Every line of the material is to be repeated exactly as it stands.

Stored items
....

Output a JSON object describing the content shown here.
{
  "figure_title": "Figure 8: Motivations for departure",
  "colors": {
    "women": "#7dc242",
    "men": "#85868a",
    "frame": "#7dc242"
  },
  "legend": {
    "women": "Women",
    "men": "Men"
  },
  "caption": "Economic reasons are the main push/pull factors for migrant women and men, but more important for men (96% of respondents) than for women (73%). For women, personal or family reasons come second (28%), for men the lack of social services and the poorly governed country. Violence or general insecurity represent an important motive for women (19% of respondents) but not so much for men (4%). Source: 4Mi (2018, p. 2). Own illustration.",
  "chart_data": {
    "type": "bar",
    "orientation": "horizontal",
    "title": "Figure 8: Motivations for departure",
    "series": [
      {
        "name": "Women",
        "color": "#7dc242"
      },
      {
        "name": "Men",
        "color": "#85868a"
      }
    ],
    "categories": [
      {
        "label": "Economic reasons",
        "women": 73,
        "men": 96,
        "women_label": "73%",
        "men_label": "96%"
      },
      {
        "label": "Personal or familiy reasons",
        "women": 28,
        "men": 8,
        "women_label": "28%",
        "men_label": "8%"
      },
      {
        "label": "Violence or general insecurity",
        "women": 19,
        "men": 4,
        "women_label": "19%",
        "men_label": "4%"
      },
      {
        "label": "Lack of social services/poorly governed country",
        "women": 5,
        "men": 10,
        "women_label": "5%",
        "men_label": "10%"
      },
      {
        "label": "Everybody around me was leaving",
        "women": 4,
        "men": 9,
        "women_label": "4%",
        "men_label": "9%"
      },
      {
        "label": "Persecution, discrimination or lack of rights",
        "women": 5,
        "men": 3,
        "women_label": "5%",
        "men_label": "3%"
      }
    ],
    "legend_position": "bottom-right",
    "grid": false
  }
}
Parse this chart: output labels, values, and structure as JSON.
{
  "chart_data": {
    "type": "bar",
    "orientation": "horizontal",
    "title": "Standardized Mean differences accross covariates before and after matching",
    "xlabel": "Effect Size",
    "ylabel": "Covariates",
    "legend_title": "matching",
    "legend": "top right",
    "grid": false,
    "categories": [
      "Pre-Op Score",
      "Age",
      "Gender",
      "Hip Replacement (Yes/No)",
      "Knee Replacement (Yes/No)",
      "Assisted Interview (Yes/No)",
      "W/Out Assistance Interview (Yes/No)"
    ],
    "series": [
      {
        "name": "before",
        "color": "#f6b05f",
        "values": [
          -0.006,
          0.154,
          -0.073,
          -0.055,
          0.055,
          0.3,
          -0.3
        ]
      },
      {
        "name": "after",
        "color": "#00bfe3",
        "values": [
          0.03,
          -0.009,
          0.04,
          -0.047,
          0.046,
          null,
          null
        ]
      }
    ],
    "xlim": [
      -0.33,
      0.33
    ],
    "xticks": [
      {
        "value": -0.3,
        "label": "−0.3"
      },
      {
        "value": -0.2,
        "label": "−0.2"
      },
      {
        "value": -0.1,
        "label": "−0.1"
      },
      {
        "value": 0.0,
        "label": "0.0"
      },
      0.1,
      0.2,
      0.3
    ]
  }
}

....

EXERCISE SOLUTION
Output a JSON object describing the content shown here.
{
  "figure_title": "Figure 8: Motivations for departure",
  "colors": {
    "women": "#7dc242",
    "men": "#85868a",
    "frame": "#7dc242"
  },
  "legend": {
    "women": "Women",
    "men": "Men"
  },
  "caption": "Economic reasons are the main push/pull factors for migrant women and men, but more important for men (96% of respondents) than for women (73%). For women, personal or family reasons come second (28%), for men the lack of social services and the poorly governed country. Violence or general insecurity represent an important motive for women (19% of respondents) but not so much for men (4%). Source: 4Mi (2018, p. 2). Own illustration.",
  "chart_data": {
    "type": "bar",
    "orientation": "horizontal",
    "title": "Figure 8: Motivations for departure",
    "series": [
      {
        "name": "Women",
        "color": "#7dc242"
      },
      {
        "name": "Men",
        "color": "#85868a"
      }
    ],
    "categories": [
      {
        "label": "Economic reasons",
        "women": 73,
        "men": 96,
        "women_label": "73%",
        "men_label": "96%"
      },
      {
        "label": "Personal or familiy reasons",
        "women": 28,
        "men": 8,
        "women_label": "28%",
        "men_label": "8%"
      },
      {
        "label": "Violence or general insecurity",
        "women": 19,
        "men": 4,
        "women_label": "19%",
        "men_label": "4%"
      },
      {
        "label": "Lack of social services/poorly governed country",
        "women": 5,
        "men": 10,
        "women_label": "5%",
        "men_label": "10%"
      },
      {
        "label": "Everybody around me was leaving",
        "women": 4,
        "men": 9,
        "women_label": "4%",
        "men_label": "9%"
      },
      {
        "label": "Persecution, discrimination or lack of rights",
        "women": 5,
        "men": 3,
        "women_label": "5%",
        "men_label": "3%"
      }
    ],
    "legend_position": "bottom-right",
    "grid": false
  }
}
Parse this chart: output labels, values, and structure as JSON.
{
  "chart_data": {
    "type": "bar",
    "orientation": "horizontal",
    "title": "Standardized Mean differences accross covariates before and after matching",
    "xlabel": "Effect Size",
    "ylabel": "Covariates",
    "legend_title": "matching",
    "legend": "top right",
    "grid": false,
    "categories": [
      "Pre-Op Score",
      "Age",
      "Gender",
      "Hip Replacement (Yes/No)",
      "Knee Replacement (Yes/No)",
      "Assisted Interview (Yes/No)",
      "W/Out Assistance Interview (Yes/No)"
    ],
    "series": [
      {
        "name": "before",
        "color": "#f6b05f",
        "values": [
          -0.006,
          0.154,
          -0.073,
          -0.055,
          0.055,
          0.3,
          -0.3
        ]
      },
      {
        "name": "after",
        "color": "#00bfe3",
        "values": [
          0.03,
          -0.009,
          0.04,
          -0.047,
          0.046,
          null,
          null
        ]
      }
    ],
    "xlim": [
      -0.33,
      0.33
    ],
    "xticks": [
      {
        "value": -0.3,
        "label": "−0.3"
      },
      {
        "value": -0.2,
        "label": "−0.2"
      },
      {
        "value": -0.1,
        "label": "−0.1"
      },
      {
        "value": 0.0,
        "label": "0.0"
      },
      0.1,
      0.2,
      0.3
    ]
  }
}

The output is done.